> **GOAL OF THE EXERCISE**
Print the entries below in their entirety, exactly as they are written.

______

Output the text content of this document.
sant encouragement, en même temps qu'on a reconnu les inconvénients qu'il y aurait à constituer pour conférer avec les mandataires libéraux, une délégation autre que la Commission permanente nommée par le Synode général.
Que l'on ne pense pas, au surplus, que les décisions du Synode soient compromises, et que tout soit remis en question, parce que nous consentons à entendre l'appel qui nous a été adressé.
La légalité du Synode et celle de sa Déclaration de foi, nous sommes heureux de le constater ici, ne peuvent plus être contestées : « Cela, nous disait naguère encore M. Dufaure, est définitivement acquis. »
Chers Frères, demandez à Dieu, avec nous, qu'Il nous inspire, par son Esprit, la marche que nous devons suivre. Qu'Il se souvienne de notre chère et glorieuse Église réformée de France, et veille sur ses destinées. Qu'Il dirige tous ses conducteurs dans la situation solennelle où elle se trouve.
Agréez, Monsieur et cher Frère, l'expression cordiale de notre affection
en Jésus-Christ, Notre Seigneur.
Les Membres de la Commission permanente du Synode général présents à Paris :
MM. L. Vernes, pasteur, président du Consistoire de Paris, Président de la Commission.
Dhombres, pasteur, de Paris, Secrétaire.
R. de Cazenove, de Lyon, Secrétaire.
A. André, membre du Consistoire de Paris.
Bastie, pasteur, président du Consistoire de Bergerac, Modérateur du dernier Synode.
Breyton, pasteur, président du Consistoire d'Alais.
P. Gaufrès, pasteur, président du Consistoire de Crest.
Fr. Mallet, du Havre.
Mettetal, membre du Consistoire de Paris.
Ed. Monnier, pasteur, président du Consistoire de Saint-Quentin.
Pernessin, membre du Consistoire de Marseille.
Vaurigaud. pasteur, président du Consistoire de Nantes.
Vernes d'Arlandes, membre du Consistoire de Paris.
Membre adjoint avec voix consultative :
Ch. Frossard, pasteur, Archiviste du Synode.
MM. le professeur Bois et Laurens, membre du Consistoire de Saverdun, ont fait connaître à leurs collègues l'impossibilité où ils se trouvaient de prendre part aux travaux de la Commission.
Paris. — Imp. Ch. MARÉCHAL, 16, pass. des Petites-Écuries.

______

> **WRITTEN RESPONSE**
Output the text content of this document.
sant encouragement, en même temps qu'on a reconnu les inconvénients qu'il y aurait à constituer pour conférer avec les mandataires libéraux, une délégation autre que la Commission permanente nommée par le Synode général.
Que l'on ne pense pas, au surplus, que les décisions du Synode soient compromises, et que tout soit remis en question, parce que nous consentons à entendre l'appel qui nous a été adressé.
La légalité du Synode et celle de sa Déclaration de foi, nous sommes heureux de le constater ici, ne peuvent plus être contestées : « Cela, nous disait naguère encore M. Dufaure, est définitivement acquis. »
Chers Frères, demandez à Dieu, avec nous, qu'Il nous inspire, par son Esprit, la marche que nous devons suivre. Qu'Il se souvienne de notre chère et glorieuse Église réformée de France, et veille sur ses destinées. Qu'Il dirige tous ses conducteurs dans la situation solennelle où elle se trouve.
Agréez, Monsieur et cher Frère, l'expression cordiale de notre affection
en Jésus-Christ, Notre Seigneur.
Les Membres de la Commission permanente du Synode général présents à Paris :
MM. L. Vernes, pasteur, président du Consistoire de Paris, Président de la Commission.
Dhombres, pasteur, de Paris, Secrétaire.
R. de Cazenove, de Lyon, Secrétaire.
A. André, membre du Consistoire de Paris.
Bastie, pasteur, président du Consistoire de Bergerac, Modérateur du dernier Synode.
Breyton, pasteur, président du Consistoire d'Alais.
P. Gaufrès, pasteur, président du Consistoire de Crest.
Fr. Mallet, du Havre.
Mettetal, membre du Consistoire de Paris.
Ed. Monnier, pasteur, président du Consistoire de Saint-Quentin.
Pernessin, membre du Consistoire de Marseille.
Vaurigaud. pasteur, président du Consistoire de Nantes.
Vernes d'Arlandes, membre du Consistoire de Paris.
Membre adjoint avec voix consultative :
Ch. Frossard, pasteur, Archiviste du Synode.
MM. le professeur Bois et Laurens, membre du Consistoire de Saverdun, ont fait connaître à leurs collègues l'impossibilité où ils se trouvaient de prendre part aux travaux de la Commission.
Paris. — Imp. Ch. MARÉCHAL, 16, pass. des Petites-Écuries.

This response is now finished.